■ DIRECTIVE ■
From the listing below, pull each line that includes "BIẾN".

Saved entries

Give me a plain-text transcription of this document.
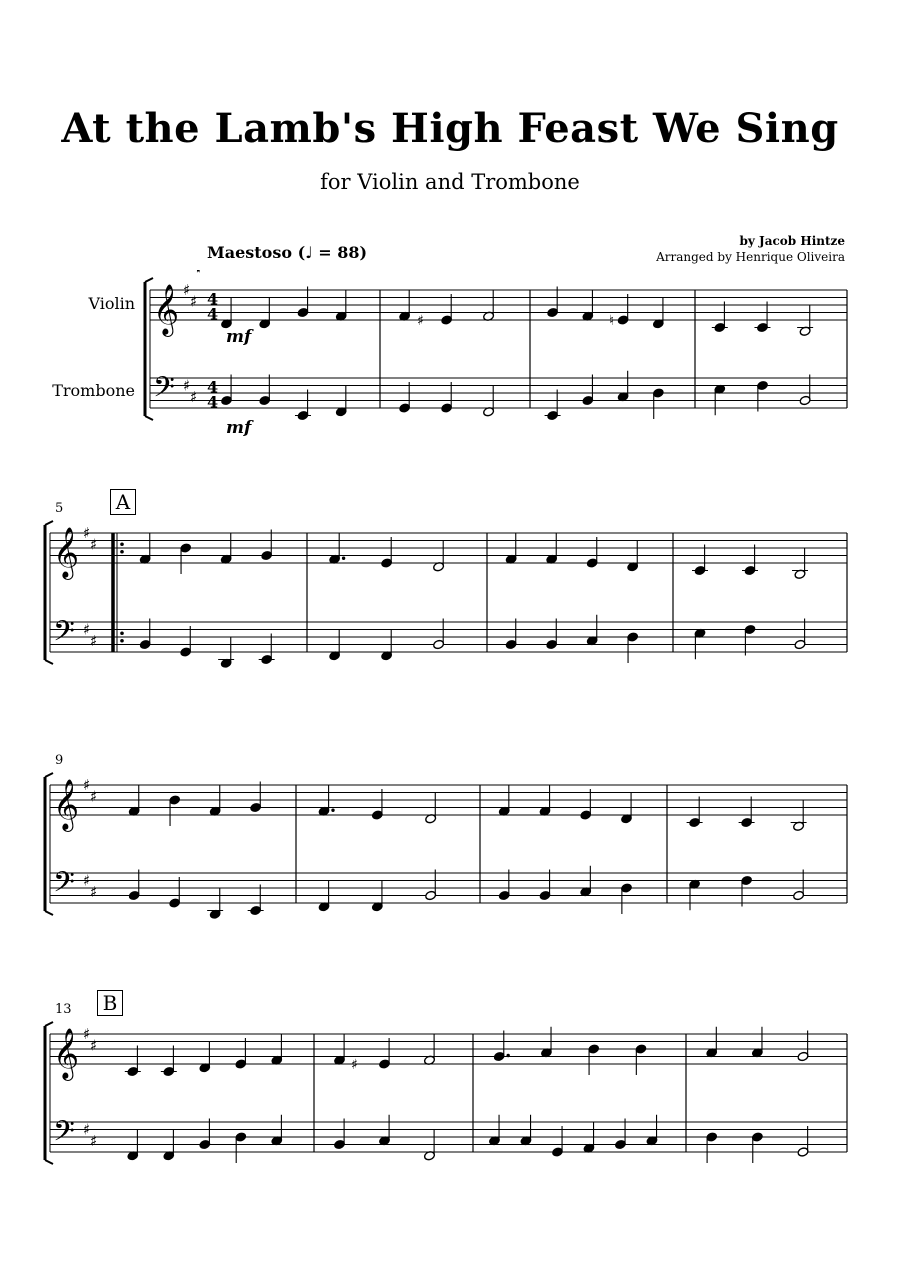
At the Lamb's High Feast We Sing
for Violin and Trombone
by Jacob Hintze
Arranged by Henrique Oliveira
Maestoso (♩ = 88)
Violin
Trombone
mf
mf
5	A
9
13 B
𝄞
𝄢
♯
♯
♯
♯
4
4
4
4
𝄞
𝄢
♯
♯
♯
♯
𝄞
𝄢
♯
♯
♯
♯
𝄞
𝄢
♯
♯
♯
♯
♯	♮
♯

---

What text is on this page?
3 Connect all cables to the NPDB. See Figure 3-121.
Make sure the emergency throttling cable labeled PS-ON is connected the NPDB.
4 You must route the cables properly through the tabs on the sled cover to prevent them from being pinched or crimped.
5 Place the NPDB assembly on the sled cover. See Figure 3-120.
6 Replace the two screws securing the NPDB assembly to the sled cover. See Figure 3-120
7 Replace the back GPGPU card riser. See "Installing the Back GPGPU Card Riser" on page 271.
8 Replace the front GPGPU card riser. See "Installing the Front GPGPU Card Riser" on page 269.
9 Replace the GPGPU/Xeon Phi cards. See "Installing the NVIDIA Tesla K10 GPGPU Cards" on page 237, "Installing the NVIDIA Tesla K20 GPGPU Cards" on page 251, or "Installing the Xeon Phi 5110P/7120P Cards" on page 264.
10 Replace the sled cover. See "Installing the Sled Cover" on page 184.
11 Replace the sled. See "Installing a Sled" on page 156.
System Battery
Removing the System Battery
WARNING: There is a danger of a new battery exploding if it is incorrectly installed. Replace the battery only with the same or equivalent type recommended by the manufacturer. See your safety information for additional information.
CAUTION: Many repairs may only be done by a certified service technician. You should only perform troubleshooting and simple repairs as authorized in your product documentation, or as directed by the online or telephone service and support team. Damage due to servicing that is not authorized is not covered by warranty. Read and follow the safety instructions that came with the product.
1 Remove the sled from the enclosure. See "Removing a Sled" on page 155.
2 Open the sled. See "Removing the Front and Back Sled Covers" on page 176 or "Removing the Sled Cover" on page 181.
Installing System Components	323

---

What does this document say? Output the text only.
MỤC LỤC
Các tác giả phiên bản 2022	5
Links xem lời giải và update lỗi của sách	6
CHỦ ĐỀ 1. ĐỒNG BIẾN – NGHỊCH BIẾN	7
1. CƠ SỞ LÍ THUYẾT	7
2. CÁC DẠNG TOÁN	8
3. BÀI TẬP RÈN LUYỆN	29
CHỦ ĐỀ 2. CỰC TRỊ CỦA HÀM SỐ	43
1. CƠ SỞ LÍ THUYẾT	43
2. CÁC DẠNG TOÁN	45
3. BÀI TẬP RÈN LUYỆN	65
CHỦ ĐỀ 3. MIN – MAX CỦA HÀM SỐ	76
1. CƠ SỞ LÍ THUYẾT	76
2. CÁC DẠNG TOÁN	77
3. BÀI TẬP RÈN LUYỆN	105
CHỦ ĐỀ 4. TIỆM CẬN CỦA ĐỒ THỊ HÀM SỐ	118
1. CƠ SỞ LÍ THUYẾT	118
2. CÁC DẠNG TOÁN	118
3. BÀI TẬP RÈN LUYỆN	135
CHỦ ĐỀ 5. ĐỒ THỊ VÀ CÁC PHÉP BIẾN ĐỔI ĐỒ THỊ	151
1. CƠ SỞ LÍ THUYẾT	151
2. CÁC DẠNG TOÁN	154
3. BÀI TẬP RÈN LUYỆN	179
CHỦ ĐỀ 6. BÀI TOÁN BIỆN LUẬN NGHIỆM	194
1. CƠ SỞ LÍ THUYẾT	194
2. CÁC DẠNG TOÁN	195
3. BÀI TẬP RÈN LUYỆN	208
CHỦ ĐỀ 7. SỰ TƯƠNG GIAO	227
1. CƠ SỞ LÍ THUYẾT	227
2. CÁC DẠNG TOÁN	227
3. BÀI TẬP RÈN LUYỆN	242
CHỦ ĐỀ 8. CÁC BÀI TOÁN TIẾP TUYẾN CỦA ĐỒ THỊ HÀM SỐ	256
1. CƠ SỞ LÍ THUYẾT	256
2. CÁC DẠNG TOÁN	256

■ SOLUTION FOR THIS TASK ■
CHỦ ĐỀ 1. ĐỒNG BIẾN – NGHỊCH BIẾN	7
CHỦ ĐỀ 5. ĐỒ THỊ VÀ CÁC PHÉP BIẾN ĐỔI ĐỒ THỊ	151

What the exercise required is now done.